>> Start

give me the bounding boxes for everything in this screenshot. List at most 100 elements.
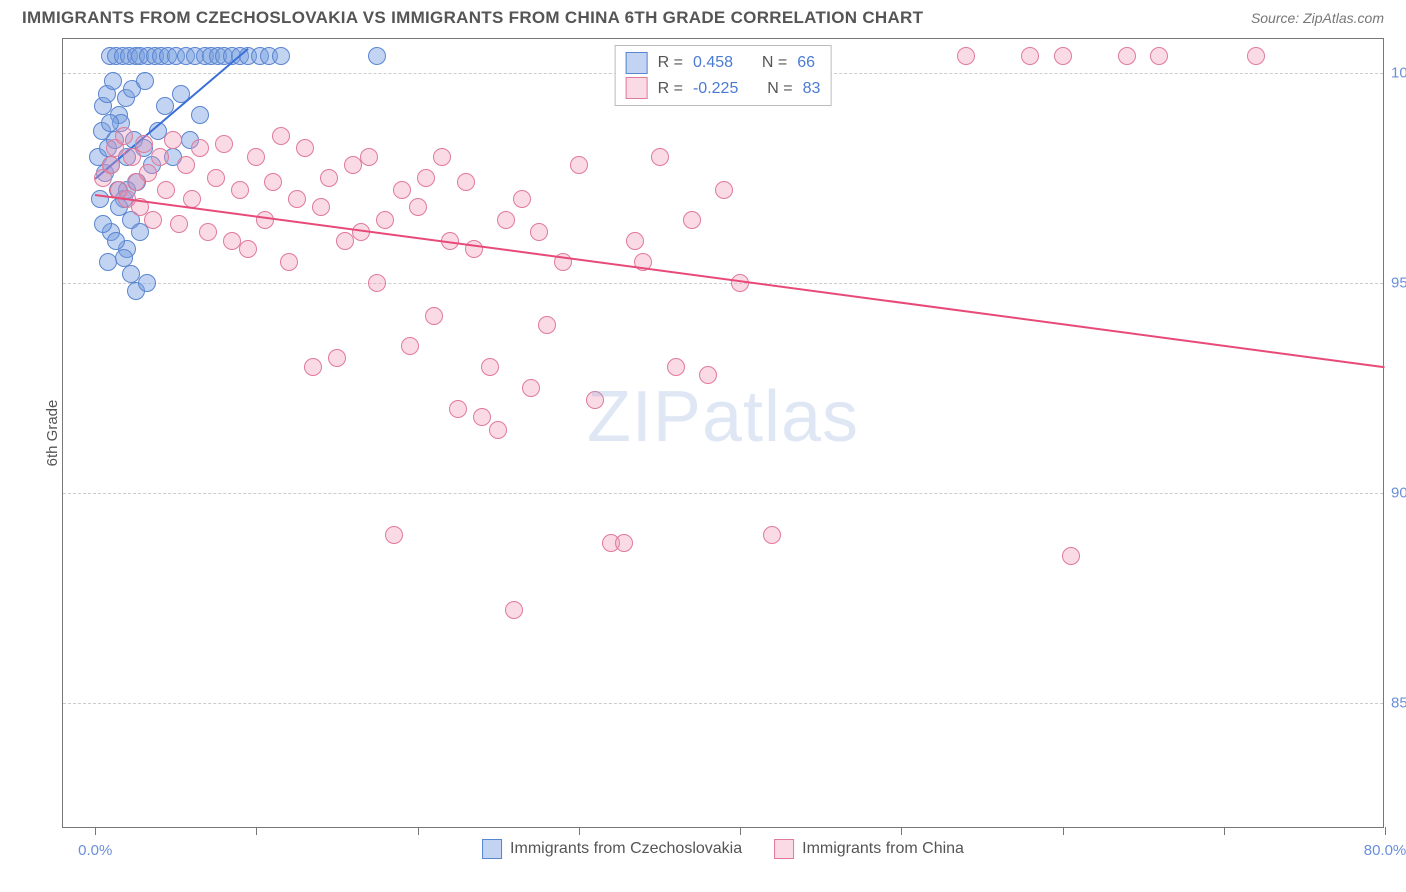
scatter-point-czech [191,106,209,124]
bottom-legend-item-czech: Immigrants from Czechoslovakia [482,839,742,859]
xtick [579,827,580,835]
scatter-point-china [651,148,669,166]
gridline [63,283,1383,284]
source-label: Source: ZipAtlas.com [1251,10,1384,26]
xtick [256,827,257,835]
scatter-point-china [231,181,249,199]
bottom-legend-item-china: Immigrants from China [774,839,964,859]
scatter-point-china [115,127,133,145]
scatter-point-china [239,240,257,258]
legend-swatch-china [626,77,648,99]
scatter-point-china [164,131,182,149]
scatter-point-china [304,358,322,376]
bottom-legend: Immigrants from Czechoslovakia Immigrants… [482,839,964,859]
scatter-point-czech [272,47,290,65]
scatter-point-china [1118,47,1136,65]
ytick-label: 100.0% [1391,64,1406,81]
trendline-china [95,194,1385,368]
scatter-point-china [513,190,531,208]
scatter-point-china [449,400,467,418]
gridline [63,493,1383,494]
scatter-point-china [320,169,338,187]
scatter-point-china [715,181,733,199]
scatter-point-czech [368,47,386,65]
scatter-point-china [183,190,201,208]
yaxis-title: 6th Grade [44,400,61,467]
scatter-point-china [151,148,169,166]
scatter-point-china [385,526,403,544]
scatter-point-china [376,211,394,229]
scatter-point-china [425,307,443,325]
stats-row-czech: R = 0.458 N = 66 [626,50,821,76]
xtick [95,827,96,835]
scatter-point-china [489,421,507,439]
scatter-point-china [1021,47,1039,65]
xtick [1385,827,1386,835]
legend-label-china: Immigrants from China [802,840,964,858]
xtick [740,827,741,835]
scatter-point-czech [94,215,112,233]
scatter-point-china [139,164,157,182]
scatter-point-czech [115,249,133,267]
legend-swatch-czech [482,839,502,859]
scatter-point-china [177,156,195,174]
legend-label-czech: Immigrants from Czechoslovakia [510,840,742,858]
scatter-point-china [683,211,701,229]
scatter-point-china [102,156,120,174]
scatter-point-china [328,349,346,367]
scatter-point-china [247,148,265,166]
scatter-point-china [505,601,523,619]
scatter-point-china [344,156,362,174]
scatter-point-china [215,135,233,153]
xtick-label: 0.0% [78,842,112,859]
legend-swatch-china [774,839,794,859]
xtick [901,827,902,835]
xtick [418,827,419,835]
scatter-point-china [207,169,225,187]
scatter-point-china [336,232,354,250]
scatter-point-china [586,391,604,409]
scatter-point-czech [136,72,154,90]
scatter-point-china [199,223,217,241]
scatter-point-china [667,358,685,376]
scatter-point-china [1247,47,1265,65]
scatter-point-china [157,181,175,199]
scatter-point-china [296,139,314,157]
scatter-point-china [264,173,282,191]
chart-title: IMMIGRANTS FROM CZECHOSLOVAKIA VS IMMIGR… [22,8,923,28]
ytick-label: 95.0% [1391,274,1406,291]
legend-swatch-czech [626,52,648,74]
stats-legend: R = 0.458 N = 66R = -0.225 N = 83 [615,45,832,106]
scatter-point-china [763,526,781,544]
scatter-point-china [417,169,435,187]
plot-area: 6th Grade 85.0%90.0%95.0%100.0%0.0%80.0%… [62,38,1384,828]
scatter-point-china [401,337,419,355]
scatter-point-china [465,240,483,258]
scatter-point-czech [91,190,109,208]
scatter-point-china [135,135,153,153]
scatter-point-china [522,379,540,397]
scatter-point-china [473,408,491,426]
scatter-point-czech [107,232,125,250]
xtick [1224,827,1225,835]
scatter-point-china [538,316,556,334]
scatter-point-china [256,211,274,229]
scatter-point-china [1054,47,1072,65]
ytick-label: 85.0% [1391,694,1406,711]
scatter-point-china [615,534,633,552]
xtick [1063,827,1064,835]
scatter-point-china [481,358,499,376]
scatter-point-china [144,211,162,229]
gridline [63,703,1383,704]
scatter-point-china [626,232,644,250]
scatter-point-china [570,156,588,174]
ytick-label: 90.0% [1391,484,1406,501]
scatter-point-china [409,198,427,216]
scatter-point-china [360,148,378,166]
scatter-point-china [433,148,451,166]
scatter-point-china [288,190,306,208]
scatter-point-china [957,47,975,65]
scatter-point-china [280,253,298,271]
scatter-point-china [1150,47,1168,65]
scatter-point-china [1062,547,1080,565]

>> End

-- REQUEST --
Write out all of the material above word for word, leaving out the picture.

-- OUTPUT BELOW --
give me the bounding boxes for everything in this screenshot. List at most 100 elements.
scatter-point-czech [191,106,209,124]
bottom-legend-item-czech: Immigrants from Czechoslovakia [482,839,742,859]
xtick [579,827,580,835]
scatter-point-china [651,148,669,166]
gridline [63,283,1383,284]
source-label: Source: ZipAtlas.com [1251,10,1384,26]
xtick [256,827,257,835]
scatter-point-china [231,181,249,199]
bottom-legend-item-china: Immigrants from China [774,839,964,859]
scatter-point-china [115,127,133,145]
scatter-point-china [239,240,257,258]
legend-swatch-china [626,77,648,99]
scatter-point-china [164,131,182,149]
scatter-point-china [304,358,322,376]
bottom-legend: Immigrants from Czechoslovakia Immigrants… [482,839,964,859]
scatter-point-czech [272,47,290,65]
scatter-point-china [1118,47,1136,65]
ytick-label: 100.0% [1391,64,1406,81]
trendline-china [95,194,1385,368]
scatter-point-china [513,190,531,208]
scatter-point-china [449,400,467,418]
gridline [63,493,1383,494]
scatter-point-china [320,169,338,187]
scatter-point-china [715,181,733,199]
scatter-point-czech [368,47,386,65]
scatter-point-china [183,190,201,208]
yaxis-title: 6th Grade [44,400,61,467]
scatter-point-china [151,148,169,166]
scatter-point-china [385,526,403,544]
scatter-point-china [376,211,394,229]
scatter-point-china [425,307,443,325]
stats-row-czech: R = 0.458 N = 66 [626,50,821,76]
xtick [95,827,96,835]
scatter-point-china [489,421,507,439]
scatter-point-china [1021,47,1039,65]
xtick [1385,827,1386,835]
legend-label-china: Immigrants from China [802,840,964,858]
xtick [740,827,741,835]
scatter-point-czech [94,215,112,233]
scatter-point-china [139,164,157,182]
scatter-point-czech [115,249,133,267]
legend-swatch-czech [482,839,502,859]
scatter-point-china [177,156,195,174]
legend-label-czech: Immigrants from Czechoslovakia [510,840,742,858]
scatter-point-china [683,211,701,229]
scatter-point-china [102,156,120,174]
scatter-point-china [328,349,346,367]
scatter-point-china [247,148,265,166]
scatter-point-china [505,601,523,619]
scatter-point-china [344,156,362,174]
scatter-point-china [215,135,233,153]
xtick-label: 0.0% [78,842,112,859]
legend-swatch-china [774,839,794,859]
xtick [901,827,902,835]
xtick [418,827,419,835]
scatter-point-china [207,169,225,187]
scatter-point-china [336,232,354,250]
scatter-point-china [586,391,604,409]
scatter-point-czech [136,72,154,90]
scatter-point-china [199,223,217,241]
scatter-point-china [667,358,685,376]
scatter-point-china [1247,47,1265,65]
scatter-point-china [157,181,175,199]
scatter-point-china [296,139,314,157]
scatter-point-china [264,173,282,191]
chart-title: IMMIGRANTS FROM CZECHOSLOVAKIA VS IMMIGR… [22,8,923,28]
ytick-label: 95.0% [1391,274,1406,291]
legend-swatch-czech [626,52,648,74]
stats-legend: R = 0.458 N = 66R = -0.225 N = 83 [615,45,832,106]
scatter-point-china [763,526,781,544]
scatter-point-china [417,169,435,187]
plot-area: 6th Grade 85.0%90.0%95.0%100.0%0.0%80.0%… [62,38,1384,828]
scatter-point-china [401,337,419,355]
scatter-point-china [465,240,483,258]
scatter-point-czech [91,190,109,208]
scatter-point-china [135,135,153,153]
scatter-point-china [522,379,540,397]
scatter-point-china [473,408,491,426]
scatter-point-czech [107,232,125,250]
xtick [1224,827,1225,835]
scatter-point-china [538,316,556,334]
scatter-point-china [256,211,274,229]
scatter-point-china [1054,47,1072,65]
ytick-label: 85.0% [1391,694,1406,711]
scatter-point-china [615,534,633,552]
xtick [1063,827,1064,835]
scatter-point-china [481,358,499,376]
scatter-point-china [144,211,162,229]
gridline [63,703,1383,704]
scatter-point-china [626,232,644,250]
scatter-point-china [570,156,588,174]
ytick-label: 90.0% [1391,484,1406,501]
scatter-point-china [409,198,427,216]
scatter-point-china [360,148,378,166]
scatter-point-china [433,148,451,166]
scatter-point-china [288,190,306,208]
scatter-point-china [957,47,975,65]
scatter-point-china [280,253,298,271]
scatter-point-china [1150,47,1168,65]
scatter-point-china [1062,547,1080,565]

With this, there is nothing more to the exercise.